**What is required:**
Return, unchanged and in their original order, the lines from the start of the records through the line that contains "bathroom-name: С/у [862, 456, 955, 509]", including both ends.

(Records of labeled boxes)
-- START --

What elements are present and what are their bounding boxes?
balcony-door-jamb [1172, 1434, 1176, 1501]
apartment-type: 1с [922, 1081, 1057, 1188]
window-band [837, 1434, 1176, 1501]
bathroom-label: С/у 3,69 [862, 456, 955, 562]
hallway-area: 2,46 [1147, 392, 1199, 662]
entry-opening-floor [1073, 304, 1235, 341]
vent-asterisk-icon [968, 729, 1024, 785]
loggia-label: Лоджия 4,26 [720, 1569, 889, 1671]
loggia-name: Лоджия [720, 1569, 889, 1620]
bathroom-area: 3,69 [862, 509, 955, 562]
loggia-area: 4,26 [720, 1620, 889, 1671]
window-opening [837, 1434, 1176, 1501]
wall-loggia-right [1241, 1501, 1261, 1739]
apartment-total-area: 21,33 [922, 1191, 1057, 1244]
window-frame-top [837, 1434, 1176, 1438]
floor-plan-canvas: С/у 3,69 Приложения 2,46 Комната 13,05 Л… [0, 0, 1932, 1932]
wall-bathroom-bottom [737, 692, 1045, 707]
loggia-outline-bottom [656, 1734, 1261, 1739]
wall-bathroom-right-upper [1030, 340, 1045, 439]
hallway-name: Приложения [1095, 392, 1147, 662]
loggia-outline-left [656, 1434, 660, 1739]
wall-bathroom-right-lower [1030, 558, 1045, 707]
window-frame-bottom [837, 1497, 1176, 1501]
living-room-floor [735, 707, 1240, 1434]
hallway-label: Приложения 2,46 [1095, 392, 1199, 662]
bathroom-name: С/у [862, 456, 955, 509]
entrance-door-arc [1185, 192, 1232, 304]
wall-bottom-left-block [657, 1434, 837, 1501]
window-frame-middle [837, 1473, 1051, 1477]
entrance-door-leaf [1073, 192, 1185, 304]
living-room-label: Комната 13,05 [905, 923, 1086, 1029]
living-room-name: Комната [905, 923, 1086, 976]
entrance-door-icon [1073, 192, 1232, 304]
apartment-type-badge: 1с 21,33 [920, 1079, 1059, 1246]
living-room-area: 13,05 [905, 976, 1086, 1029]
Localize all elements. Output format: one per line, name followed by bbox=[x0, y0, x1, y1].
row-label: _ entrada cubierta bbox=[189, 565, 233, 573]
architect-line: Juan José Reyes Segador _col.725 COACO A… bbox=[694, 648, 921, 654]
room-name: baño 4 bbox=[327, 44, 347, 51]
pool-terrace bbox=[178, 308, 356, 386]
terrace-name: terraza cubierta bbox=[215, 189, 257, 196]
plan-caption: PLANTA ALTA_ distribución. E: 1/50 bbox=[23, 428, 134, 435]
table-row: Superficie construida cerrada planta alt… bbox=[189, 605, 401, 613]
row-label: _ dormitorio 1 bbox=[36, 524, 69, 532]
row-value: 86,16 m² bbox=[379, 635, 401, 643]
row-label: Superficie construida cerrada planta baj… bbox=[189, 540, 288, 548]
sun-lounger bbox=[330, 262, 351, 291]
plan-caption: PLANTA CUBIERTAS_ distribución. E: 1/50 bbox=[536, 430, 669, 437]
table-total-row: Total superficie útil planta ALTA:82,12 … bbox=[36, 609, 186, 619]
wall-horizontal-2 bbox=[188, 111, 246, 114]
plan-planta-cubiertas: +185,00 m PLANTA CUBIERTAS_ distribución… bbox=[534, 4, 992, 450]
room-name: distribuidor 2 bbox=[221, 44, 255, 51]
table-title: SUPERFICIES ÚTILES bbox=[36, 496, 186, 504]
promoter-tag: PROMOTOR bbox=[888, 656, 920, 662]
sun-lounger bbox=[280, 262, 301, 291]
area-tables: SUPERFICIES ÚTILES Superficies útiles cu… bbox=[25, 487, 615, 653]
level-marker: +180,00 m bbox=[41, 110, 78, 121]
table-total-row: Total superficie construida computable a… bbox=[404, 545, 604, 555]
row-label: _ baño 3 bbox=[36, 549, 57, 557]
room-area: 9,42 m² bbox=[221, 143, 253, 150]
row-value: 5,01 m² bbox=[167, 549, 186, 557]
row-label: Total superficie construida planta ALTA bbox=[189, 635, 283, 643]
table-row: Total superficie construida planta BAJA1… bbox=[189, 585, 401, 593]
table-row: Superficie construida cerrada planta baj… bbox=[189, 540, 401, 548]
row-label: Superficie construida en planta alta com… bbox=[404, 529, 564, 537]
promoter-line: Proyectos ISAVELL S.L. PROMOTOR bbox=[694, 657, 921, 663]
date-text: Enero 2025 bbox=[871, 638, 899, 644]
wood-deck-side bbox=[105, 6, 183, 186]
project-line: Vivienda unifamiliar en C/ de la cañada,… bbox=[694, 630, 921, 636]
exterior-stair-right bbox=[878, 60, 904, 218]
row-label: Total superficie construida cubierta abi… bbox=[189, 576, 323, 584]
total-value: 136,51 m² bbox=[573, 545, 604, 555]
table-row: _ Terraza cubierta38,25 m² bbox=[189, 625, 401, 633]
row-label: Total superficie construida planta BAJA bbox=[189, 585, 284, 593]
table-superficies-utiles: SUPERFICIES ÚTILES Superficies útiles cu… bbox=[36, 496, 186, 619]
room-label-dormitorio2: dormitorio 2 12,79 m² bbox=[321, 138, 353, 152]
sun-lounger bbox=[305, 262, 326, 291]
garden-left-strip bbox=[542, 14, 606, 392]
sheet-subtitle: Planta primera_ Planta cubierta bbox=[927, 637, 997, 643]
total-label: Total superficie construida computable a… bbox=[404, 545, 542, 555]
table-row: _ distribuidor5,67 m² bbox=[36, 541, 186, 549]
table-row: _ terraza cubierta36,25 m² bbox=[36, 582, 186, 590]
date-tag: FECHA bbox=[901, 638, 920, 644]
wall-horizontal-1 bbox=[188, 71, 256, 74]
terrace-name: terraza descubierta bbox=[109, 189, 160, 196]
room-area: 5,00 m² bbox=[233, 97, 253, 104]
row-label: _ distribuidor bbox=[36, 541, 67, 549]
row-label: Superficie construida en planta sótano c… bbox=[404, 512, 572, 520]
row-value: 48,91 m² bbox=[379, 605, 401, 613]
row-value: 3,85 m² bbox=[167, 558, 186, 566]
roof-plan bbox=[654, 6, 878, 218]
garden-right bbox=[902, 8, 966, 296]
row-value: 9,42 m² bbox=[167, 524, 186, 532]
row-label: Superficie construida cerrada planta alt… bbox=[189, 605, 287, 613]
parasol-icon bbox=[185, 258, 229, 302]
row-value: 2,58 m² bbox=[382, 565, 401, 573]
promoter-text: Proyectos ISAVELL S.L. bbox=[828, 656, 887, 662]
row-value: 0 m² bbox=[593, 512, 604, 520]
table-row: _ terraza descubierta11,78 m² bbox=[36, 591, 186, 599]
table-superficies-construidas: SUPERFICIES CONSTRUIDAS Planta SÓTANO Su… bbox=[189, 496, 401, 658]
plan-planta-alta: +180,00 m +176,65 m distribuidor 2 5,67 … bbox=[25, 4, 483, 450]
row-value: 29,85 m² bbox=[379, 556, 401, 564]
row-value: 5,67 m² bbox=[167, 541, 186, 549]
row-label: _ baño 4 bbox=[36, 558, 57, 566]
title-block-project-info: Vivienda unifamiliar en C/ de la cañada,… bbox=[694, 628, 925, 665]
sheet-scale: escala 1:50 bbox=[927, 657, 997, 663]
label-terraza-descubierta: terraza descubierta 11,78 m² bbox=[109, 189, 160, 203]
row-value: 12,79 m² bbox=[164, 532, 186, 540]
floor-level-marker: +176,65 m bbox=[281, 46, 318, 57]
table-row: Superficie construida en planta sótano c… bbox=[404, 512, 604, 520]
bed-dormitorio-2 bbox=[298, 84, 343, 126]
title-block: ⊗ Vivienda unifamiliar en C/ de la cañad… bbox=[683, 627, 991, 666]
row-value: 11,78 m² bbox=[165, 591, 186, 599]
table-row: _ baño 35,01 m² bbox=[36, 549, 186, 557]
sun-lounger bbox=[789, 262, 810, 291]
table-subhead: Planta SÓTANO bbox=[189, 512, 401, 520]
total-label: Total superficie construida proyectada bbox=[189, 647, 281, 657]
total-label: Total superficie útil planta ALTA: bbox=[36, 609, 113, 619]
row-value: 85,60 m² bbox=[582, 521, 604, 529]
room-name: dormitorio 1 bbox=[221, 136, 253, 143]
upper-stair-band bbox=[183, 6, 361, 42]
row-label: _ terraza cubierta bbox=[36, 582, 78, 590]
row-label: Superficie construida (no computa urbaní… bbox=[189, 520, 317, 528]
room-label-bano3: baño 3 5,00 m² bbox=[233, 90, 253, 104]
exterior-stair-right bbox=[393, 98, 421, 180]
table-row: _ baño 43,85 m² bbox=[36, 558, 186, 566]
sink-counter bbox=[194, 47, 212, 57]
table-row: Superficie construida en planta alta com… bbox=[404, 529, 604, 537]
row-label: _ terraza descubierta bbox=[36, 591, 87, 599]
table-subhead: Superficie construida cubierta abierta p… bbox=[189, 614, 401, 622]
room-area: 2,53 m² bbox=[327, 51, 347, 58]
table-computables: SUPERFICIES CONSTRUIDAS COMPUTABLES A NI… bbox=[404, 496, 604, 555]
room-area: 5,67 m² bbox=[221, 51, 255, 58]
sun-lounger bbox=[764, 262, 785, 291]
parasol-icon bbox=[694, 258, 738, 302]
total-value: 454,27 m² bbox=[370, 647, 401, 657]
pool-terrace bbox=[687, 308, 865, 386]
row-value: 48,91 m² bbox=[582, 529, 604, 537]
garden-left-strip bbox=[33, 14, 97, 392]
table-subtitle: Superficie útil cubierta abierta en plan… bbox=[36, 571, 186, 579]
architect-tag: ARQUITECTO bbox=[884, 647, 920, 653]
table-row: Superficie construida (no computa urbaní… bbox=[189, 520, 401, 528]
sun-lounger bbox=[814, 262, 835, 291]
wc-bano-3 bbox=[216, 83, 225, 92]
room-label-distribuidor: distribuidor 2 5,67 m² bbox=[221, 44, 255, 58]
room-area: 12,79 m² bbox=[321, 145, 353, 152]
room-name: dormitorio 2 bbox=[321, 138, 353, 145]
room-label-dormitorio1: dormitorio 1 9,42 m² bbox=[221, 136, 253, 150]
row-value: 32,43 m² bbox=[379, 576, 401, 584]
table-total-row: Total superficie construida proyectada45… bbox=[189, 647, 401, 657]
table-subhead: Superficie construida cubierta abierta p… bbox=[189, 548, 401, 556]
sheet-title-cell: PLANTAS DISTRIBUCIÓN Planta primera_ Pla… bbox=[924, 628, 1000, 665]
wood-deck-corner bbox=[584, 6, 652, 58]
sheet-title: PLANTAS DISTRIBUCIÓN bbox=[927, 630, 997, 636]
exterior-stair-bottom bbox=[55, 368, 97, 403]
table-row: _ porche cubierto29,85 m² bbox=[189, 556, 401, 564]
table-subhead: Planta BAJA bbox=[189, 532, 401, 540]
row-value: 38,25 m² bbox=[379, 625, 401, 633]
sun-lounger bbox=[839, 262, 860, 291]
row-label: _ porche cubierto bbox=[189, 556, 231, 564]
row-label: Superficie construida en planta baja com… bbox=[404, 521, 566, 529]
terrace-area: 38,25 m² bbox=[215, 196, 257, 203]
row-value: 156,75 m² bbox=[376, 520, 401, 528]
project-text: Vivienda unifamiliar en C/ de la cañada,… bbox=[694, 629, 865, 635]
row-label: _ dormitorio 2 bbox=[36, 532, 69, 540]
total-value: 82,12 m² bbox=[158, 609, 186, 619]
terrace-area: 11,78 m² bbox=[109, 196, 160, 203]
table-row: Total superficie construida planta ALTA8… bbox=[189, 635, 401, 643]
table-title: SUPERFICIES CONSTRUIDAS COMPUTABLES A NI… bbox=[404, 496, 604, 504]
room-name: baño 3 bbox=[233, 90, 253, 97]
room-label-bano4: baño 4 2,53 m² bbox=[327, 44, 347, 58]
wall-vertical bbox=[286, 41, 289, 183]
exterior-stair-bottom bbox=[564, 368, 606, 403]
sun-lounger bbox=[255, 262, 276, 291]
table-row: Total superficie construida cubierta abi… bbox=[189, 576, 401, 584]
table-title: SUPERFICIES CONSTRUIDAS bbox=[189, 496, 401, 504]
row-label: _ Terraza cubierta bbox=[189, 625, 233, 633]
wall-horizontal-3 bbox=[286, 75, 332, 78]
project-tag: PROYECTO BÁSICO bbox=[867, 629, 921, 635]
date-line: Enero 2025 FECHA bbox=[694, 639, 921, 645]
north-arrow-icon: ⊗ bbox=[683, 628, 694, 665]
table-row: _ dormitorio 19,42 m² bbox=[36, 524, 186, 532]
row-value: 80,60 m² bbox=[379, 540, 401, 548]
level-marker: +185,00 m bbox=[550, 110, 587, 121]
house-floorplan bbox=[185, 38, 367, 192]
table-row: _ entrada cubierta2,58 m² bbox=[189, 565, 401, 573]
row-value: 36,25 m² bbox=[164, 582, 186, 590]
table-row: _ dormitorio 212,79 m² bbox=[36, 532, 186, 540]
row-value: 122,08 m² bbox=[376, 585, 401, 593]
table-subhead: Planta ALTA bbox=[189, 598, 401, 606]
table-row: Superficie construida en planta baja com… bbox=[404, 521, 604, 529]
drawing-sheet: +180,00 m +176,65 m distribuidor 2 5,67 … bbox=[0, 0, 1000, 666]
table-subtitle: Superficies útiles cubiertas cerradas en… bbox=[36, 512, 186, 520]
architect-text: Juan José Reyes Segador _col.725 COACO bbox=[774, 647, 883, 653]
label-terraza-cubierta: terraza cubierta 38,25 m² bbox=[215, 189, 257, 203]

-- END --

**Written reply:**
What elements are present and what are their bounding boxes?
balcony-door-jamb [1172, 1434, 1176, 1501]
apartment-type: 1с [922, 1081, 1057, 1188]
window-band [837, 1434, 1176, 1501]
bathroom-label: С/у 3,69 [862, 456, 955, 562]
hallway-area: 2,46 [1147, 392, 1199, 662]
entry-opening-floor [1073, 304, 1235, 341]
vent-asterisk-icon [968, 729, 1024, 785]
loggia-label: Лоджия 4,26 [720, 1569, 889, 1671]
loggia-name: Лоджия [720, 1569, 889, 1620]
bathroom-area: 3,69 [862, 509, 955, 562]
loggia-area: 4,26 [720, 1620, 889, 1671]
window-opening [837, 1434, 1176, 1501]
wall-loggia-right [1241, 1501, 1261, 1739]
apartment-total-area: 21,33 [922, 1191, 1057, 1244]
window-frame-top [837, 1434, 1176, 1438]
floor-plan-canvas: С/у 3,69 Приложения 2,46 Комната 13,05 Л… [0, 0, 1932, 1932]
wall-bathroom-bottom [737, 692, 1045, 707]
loggia-outline-bottom [656, 1734, 1261, 1739]
wall-bathroom-right-upper [1030, 340, 1045, 439]
hallway-name: Приложения [1095, 392, 1147, 662]
loggia-outline-left [656, 1434, 660, 1739]
wall-bathroom-right-lower [1030, 558, 1045, 707]
window-frame-bottom [837, 1497, 1176, 1501]
living-room-floor [735, 707, 1240, 1434]
hallway-label: Приложения 2,46 [1095, 392, 1199, 662]
bathroom-name: С/у [862, 456, 955, 509]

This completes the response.